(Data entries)
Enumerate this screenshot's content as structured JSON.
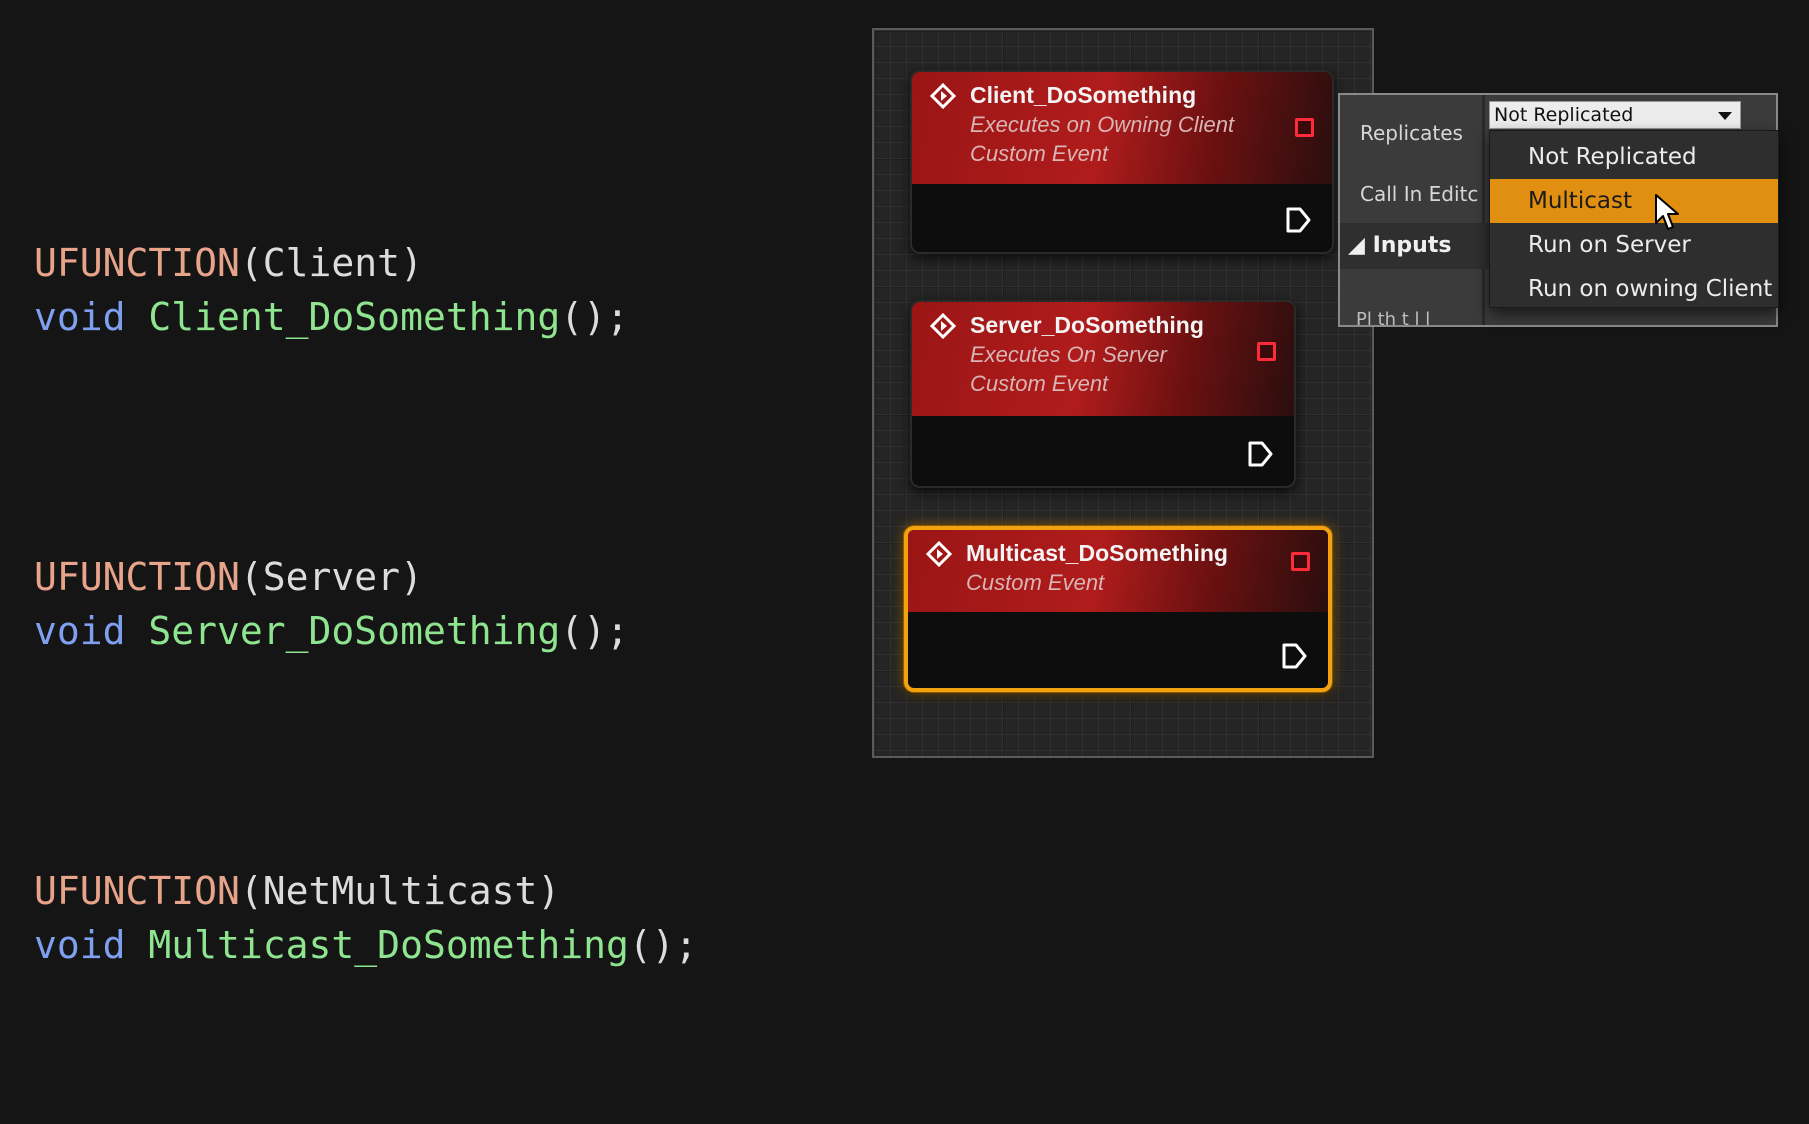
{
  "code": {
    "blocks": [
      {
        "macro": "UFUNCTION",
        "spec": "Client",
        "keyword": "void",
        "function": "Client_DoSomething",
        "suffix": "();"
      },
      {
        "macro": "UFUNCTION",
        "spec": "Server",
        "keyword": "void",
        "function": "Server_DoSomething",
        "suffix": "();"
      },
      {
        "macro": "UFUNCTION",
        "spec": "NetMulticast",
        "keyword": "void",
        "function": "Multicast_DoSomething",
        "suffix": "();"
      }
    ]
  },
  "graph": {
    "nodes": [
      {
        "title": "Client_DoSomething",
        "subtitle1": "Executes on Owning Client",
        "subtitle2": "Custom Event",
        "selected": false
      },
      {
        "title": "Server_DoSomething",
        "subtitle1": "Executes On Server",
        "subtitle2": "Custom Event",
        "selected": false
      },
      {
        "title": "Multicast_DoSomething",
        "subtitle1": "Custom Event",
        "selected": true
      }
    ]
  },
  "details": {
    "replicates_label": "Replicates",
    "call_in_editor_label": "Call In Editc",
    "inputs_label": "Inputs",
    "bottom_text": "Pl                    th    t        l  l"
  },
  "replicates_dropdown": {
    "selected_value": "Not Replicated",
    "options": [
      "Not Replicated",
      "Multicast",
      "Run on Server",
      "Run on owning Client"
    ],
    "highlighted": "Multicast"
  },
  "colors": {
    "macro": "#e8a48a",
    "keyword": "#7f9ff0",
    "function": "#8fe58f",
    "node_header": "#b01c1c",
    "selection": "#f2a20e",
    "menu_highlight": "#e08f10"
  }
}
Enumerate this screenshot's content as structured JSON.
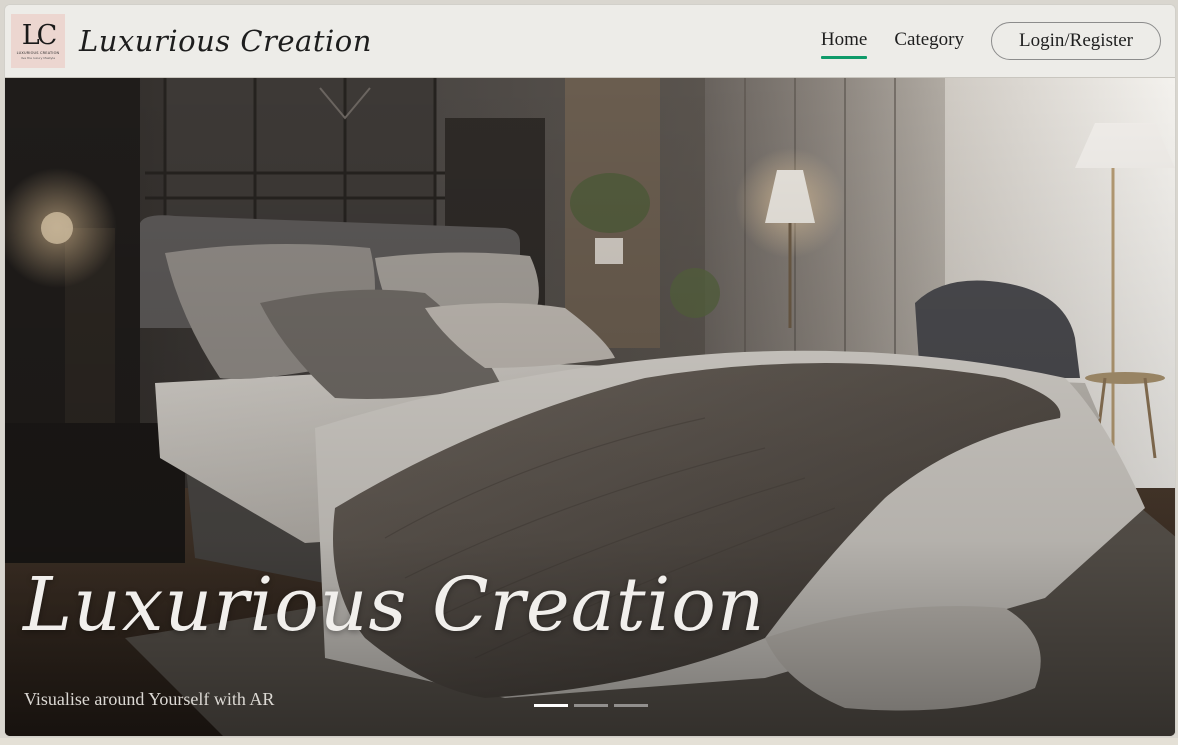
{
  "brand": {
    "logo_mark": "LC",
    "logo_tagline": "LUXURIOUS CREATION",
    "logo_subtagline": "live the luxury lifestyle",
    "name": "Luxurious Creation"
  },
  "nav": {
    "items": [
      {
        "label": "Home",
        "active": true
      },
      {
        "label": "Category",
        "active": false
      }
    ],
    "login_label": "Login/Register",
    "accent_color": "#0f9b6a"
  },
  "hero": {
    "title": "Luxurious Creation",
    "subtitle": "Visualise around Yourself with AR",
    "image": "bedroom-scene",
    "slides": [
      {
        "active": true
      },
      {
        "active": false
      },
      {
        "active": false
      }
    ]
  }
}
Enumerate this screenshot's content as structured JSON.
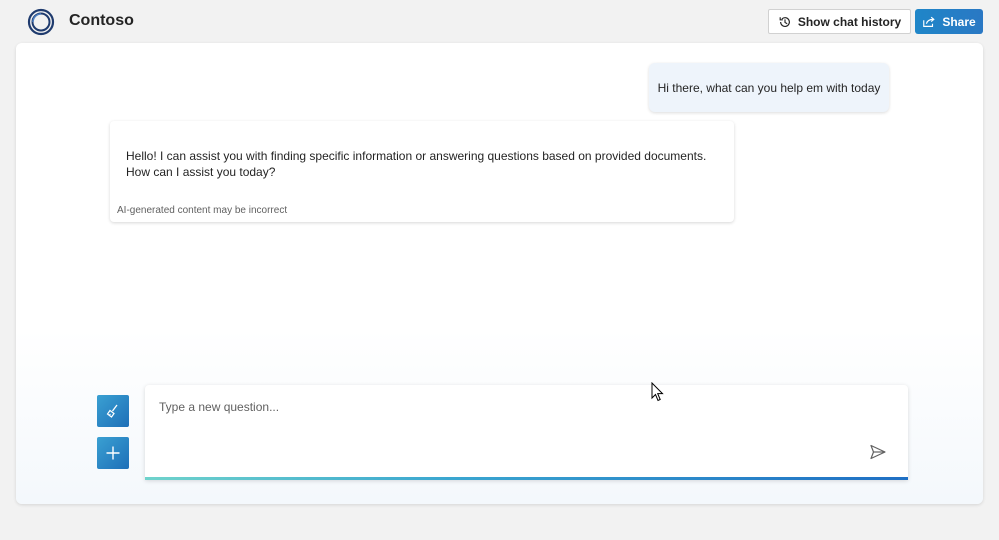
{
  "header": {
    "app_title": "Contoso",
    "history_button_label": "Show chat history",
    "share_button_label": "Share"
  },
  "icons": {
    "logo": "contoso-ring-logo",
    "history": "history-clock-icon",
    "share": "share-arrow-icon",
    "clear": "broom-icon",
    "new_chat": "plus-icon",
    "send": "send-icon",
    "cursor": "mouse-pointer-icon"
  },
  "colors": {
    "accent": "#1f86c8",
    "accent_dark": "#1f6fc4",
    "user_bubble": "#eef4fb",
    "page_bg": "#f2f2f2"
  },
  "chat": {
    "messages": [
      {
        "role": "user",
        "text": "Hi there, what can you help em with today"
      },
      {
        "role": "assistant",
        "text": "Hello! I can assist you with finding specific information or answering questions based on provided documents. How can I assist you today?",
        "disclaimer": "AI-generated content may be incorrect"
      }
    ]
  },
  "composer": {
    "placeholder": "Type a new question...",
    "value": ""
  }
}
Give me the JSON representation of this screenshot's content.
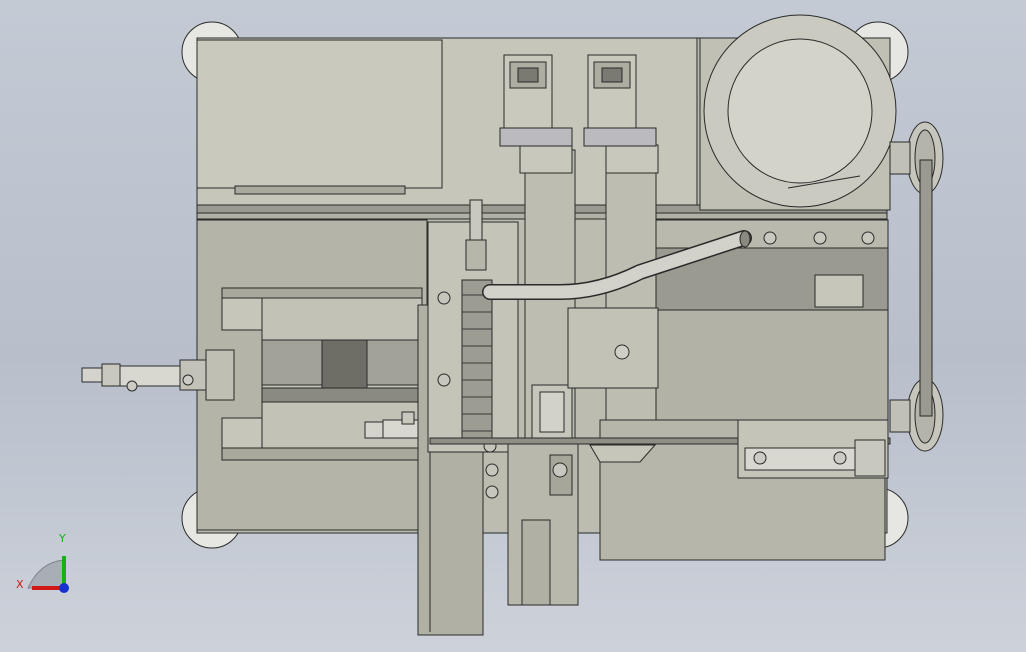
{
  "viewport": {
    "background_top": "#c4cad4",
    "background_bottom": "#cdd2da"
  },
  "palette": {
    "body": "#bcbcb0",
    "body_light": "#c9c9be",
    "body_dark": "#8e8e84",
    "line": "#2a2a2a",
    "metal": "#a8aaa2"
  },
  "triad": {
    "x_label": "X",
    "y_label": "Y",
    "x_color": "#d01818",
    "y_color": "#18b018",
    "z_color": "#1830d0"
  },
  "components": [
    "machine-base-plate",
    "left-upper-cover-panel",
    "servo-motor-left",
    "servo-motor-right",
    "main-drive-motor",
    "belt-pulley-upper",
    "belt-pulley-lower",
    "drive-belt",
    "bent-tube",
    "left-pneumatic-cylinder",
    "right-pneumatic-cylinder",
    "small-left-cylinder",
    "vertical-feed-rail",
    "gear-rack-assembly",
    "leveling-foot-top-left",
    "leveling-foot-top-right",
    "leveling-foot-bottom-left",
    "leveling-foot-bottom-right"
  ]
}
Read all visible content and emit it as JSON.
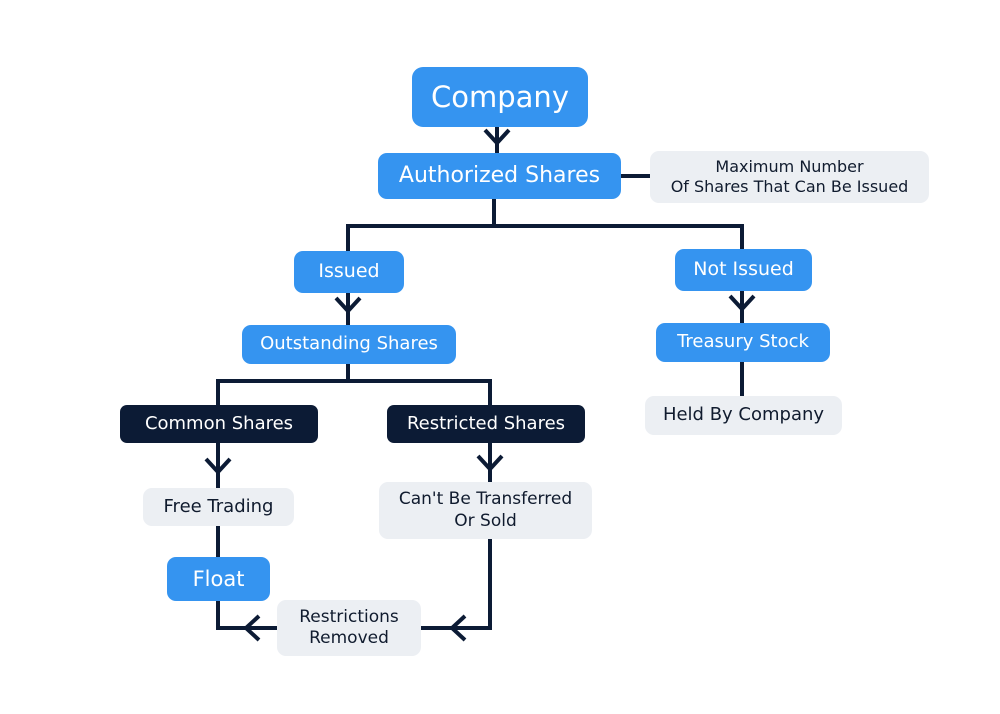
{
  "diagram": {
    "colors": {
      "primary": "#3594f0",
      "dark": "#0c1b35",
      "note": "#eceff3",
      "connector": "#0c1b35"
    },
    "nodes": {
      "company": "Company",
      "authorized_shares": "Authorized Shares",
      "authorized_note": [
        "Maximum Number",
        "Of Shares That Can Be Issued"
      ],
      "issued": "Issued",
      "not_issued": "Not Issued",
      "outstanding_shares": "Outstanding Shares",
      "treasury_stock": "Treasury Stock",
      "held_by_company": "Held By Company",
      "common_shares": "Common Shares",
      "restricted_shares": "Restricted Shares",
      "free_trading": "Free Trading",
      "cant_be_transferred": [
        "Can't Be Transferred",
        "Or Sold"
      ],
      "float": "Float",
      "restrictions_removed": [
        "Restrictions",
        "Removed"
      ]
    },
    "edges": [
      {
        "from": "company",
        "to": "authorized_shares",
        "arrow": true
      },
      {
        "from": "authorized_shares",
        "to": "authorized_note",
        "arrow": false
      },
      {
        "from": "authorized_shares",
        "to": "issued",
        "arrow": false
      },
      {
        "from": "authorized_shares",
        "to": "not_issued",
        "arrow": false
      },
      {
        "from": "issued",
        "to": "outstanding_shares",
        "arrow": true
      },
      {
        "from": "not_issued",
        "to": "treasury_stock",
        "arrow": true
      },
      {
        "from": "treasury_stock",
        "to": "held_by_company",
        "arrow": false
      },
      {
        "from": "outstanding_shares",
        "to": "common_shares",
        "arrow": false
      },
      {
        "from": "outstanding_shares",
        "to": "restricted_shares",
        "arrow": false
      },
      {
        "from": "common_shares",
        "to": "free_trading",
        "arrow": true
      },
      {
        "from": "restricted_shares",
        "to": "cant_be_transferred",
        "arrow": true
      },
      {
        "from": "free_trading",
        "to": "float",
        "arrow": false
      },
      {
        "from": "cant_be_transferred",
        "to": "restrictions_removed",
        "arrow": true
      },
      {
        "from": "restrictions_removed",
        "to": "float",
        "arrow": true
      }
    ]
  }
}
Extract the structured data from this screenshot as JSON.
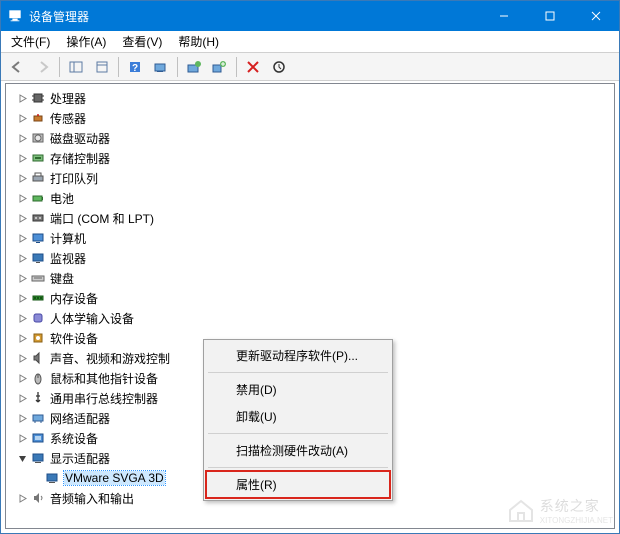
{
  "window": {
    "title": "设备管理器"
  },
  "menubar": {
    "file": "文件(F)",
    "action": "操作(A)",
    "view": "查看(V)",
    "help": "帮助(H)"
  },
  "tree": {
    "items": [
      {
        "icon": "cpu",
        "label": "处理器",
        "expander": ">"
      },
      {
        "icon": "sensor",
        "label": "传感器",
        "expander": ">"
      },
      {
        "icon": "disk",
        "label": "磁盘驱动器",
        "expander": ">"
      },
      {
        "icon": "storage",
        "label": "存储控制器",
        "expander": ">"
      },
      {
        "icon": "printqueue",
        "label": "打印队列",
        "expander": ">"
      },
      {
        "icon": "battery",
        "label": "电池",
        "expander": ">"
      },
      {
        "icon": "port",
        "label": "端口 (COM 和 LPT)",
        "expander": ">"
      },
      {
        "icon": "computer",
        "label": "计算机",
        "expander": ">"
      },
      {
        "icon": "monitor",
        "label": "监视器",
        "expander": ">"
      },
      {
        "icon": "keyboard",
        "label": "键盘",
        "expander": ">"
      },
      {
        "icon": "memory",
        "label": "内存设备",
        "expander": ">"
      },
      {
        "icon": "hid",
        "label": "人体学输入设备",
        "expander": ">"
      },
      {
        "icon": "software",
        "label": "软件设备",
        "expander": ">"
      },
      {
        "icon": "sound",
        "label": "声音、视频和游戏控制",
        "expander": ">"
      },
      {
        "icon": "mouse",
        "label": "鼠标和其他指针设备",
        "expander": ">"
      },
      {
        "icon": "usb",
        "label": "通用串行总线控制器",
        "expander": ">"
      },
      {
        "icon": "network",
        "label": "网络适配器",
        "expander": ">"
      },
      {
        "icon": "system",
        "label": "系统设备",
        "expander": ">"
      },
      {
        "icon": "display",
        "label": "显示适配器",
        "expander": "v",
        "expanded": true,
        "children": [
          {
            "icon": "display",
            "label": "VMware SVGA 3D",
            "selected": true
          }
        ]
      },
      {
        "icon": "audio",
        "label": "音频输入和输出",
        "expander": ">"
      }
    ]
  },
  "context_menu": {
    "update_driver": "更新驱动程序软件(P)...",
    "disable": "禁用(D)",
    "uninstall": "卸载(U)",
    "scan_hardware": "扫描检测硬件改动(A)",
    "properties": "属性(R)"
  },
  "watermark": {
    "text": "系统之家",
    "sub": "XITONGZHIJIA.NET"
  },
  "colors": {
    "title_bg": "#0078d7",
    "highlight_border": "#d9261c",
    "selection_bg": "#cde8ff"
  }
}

Task to complete:
Give the count of lines in the data above that hold the string "Replicated", with no additional words.

Output:
2